--- start ---

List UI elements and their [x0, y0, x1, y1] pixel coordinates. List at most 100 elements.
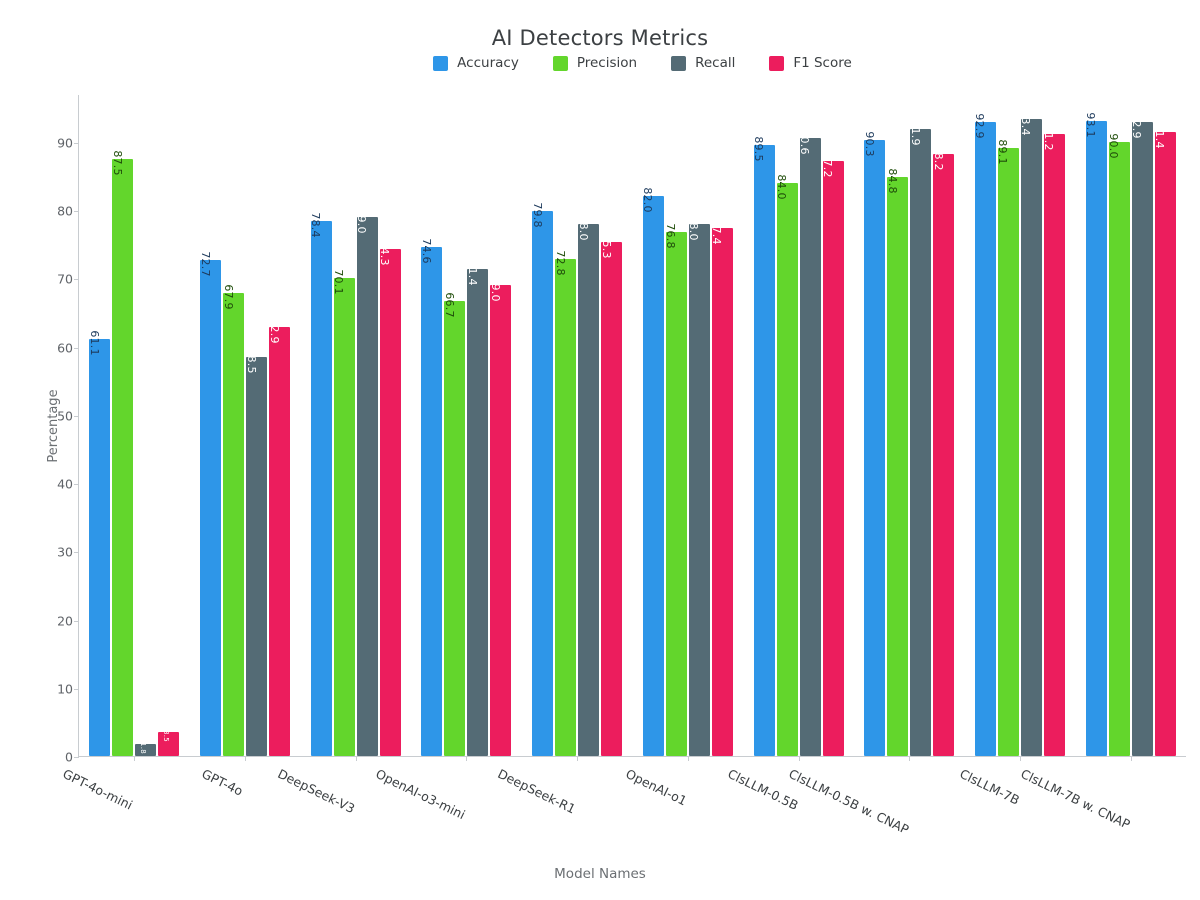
y-axis-tick-label: 50: [57, 408, 73, 424]
x-axis-tick-label: GPT-4o: [199, 766, 246, 799]
bar-value-label: 74.3: [378, 240, 392, 266]
legend-label: F1 Score: [793, 55, 852, 71]
x-axis-tick-mark: [466, 756, 468, 761]
bar-value-label: 91.9: [908, 120, 922, 146]
bar[interactable]: 91.9: [909, 120, 932, 756]
bar[interactable]: 78.0: [577, 215, 600, 756]
bar[interactable]: 89.5: [752, 137, 775, 756]
bar-value-label: 78.4: [309, 212, 323, 238]
bar[interactable]: 90.6: [798, 129, 821, 756]
bar-value-label: 74.6: [419, 238, 433, 264]
bars: 92.9 89.1 93.4 91.2: [965, 95, 1076, 756]
bar-group: 90.3 84.8 91.9 88.2 ClsLLM-0.5B w. CNAP: [787, 95, 965, 837]
bar-value-label: 89.5: [752, 136, 766, 162]
x-axis-tick-label: ClsLLM-0.5B w. CNAP: [786, 766, 912, 838]
legend-item-recall[interactable]: Recall: [671, 55, 735, 71]
x-axis-tick-mark: [687, 756, 689, 761]
bars: 61.1 87.5 1.8 3.5: [79, 95, 190, 756]
bar[interactable]: 72.8: [554, 251, 577, 756]
bar[interactable]: 70.1: [332, 269, 355, 756]
x-axis-tick-mark: [909, 756, 911, 761]
bar[interactable]: 62.9: [268, 318, 291, 756]
bar-value-label: 90.3: [862, 131, 876, 157]
x-axis-tick-label: DeepSeek-R1: [495, 766, 579, 817]
bar[interactable]: 90.0: [1107, 133, 1130, 756]
bar[interactable]: 90.3: [863, 131, 886, 756]
legend-item-accuracy[interactable]: Accuracy: [433, 55, 519, 71]
bar[interactable]: 89.1: [996, 139, 1019, 756]
bar-value-label: 78.0: [576, 215, 590, 241]
legend-item-precision[interactable]: Precision: [552, 55, 638, 71]
legend-label: Precision: [576, 55, 638, 71]
bar-value-label: 84.0: [775, 174, 789, 200]
bar[interactable]: 74.6: [420, 238, 443, 756]
y-axis-tick-label: 80: [57, 203, 73, 219]
y-axis-tick-mark: [74, 620, 79, 622]
bars: 82.0 76.8 78.0 77.4: [633, 95, 744, 756]
y-axis-tick-mark: [74, 688, 79, 690]
bar-value-label: 71.4: [465, 260, 479, 286]
x-axis-tick-label: OpenAI-o3-mini: [373, 766, 468, 823]
bar[interactable]: 84.8: [886, 169, 909, 756]
y-axis-tick-mark: [74, 484, 79, 485]
bar[interactable]: 91.2: [1042, 125, 1065, 756]
bar[interactable]: 66.7: [443, 292, 466, 756]
bar[interactable]: 61.1: [88, 330, 111, 756]
bar[interactable]: 87.5: [111, 150, 134, 756]
bar[interactable]: 92.9: [1130, 113, 1153, 756]
bar-value-label: 88.2: [931, 145, 945, 171]
bar-value-label: 87.5: [110, 150, 124, 176]
bar[interactable]: 93.4: [1019, 110, 1042, 756]
bar[interactable]: 78.4: [309, 212, 332, 756]
bar-value-label: 61.1: [87, 330, 101, 356]
x-axis-tick-mark: [798, 756, 800, 761]
bar[interactable]: 84.0: [775, 174, 798, 756]
bar[interactable]: 74.3: [378, 240, 401, 756]
bar-value-label: 1.8: [138, 741, 147, 754]
bar-group: 82.0 76.8 78.0 77.4 OpenAI-o1: [623, 95, 744, 808]
bar[interactable]: 58.5: [245, 348, 268, 756]
bar[interactable]: 87.2: [821, 152, 844, 756]
bar-value-label: 67.9: [221, 283, 235, 310]
bar[interactable]: 77.4: [710, 219, 733, 756]
bar[interactable]: 78.0: [687, 215, 710, 756]
bar-value-label: 76.8: [664, 223, 678, 249]
bar-value-label: 89.1: [996, 139, 1010, 165]
x-axis-tick-label: DeepSeek-V3: [275, 766, 358, 817]
bar[interactable]: 93.1: [1084, 112, 1107, 756]
bar-value-label: 79.0: [355, 208, 369, 234]
bar[interactable]: 3.5: [158, 730, 180, 756]
legend-swatch-icon: [769, 55, 785, 71]
legend-label: Accuracy: [457, 55, 519, 71]
bar[interactable]: 69.0: [489, 276, 512, 756]
bar[interactable]: 71.4: [466, 260, 489, 756]
legend-swatch-icon: [671, 55, 687, 71]
bar[interactable]: 76.8: [664, 223, 687, 756]
legend-label: Recall: [695, 55, 736, 71]
bar[interactable]: 79.0: [355, 208, 378, 756]
bar-value-label: 93.1: [1084, 111, 1098, 138]
bar[interactable]: 79.8: [531, 203, 554, 756]
bar-value-label: 77.4: [710, 219, 724, 245]
plot-area: Percentage 0 10 20 30 40 50 60 70 80 90 61.1 87.5 1…: [46, 95, 1186, 837]
x-axis-tick-mark: [1130, 756, 1132, 761]
bar[interactable]: 75.3: [600, 233, 623, 756]
bar-value-label: 62.9: [267, 318, 281, 344]
bar[interactable]: 67.9: [222, 284, 245, 756]
bar-value-label: 84.8: [885, 168, 899, 194]
bar[interactable]: 1.8: [135, 741, 157, 756]
bar-value-label: 72.7: [198, 251, 212, 277]
x-axis-tick-label: OpenAI-o1: [623, 766, 690, 809]
bar-value-label: 66.7: [442, 292, 456, 318]
x-axis-tick-mark: [245, 756, 247, 761]
bar[interactable]: 88.2: [932, 145, 955, 756]
bar[interactable]: 91.4: [1153, 124, 1176, 756]
bar-group: 72.7 67.9 58.5 62.9 GPT-4o: [190, 95, 301, 799]
bar[interactable]: 72.7: [199, 251, 222, 756]
x-axis-tick-label: ClsLLM-7B: [957, 766, 1022, 808]
y-axis-tick-label: 70: [57, 271, 73, 287]
bar[interactable]: 92.9: [973, 113, 996, 756]
legend-item-f1-score[interactable]: F1 Score: [769, 55, 852, 71]
bar[interactable]: 82.0: [641, 188, 664, 756]
bar-group: 93.1 90.0 92.9 91.4 ClsLLM-7B w. CNAP: [1019, 95, 1186, 832]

--- end ---

Your task:
Count the lines of the records that contain the string "Recall", matching case exactly, and give only that number.

Expected answer:
2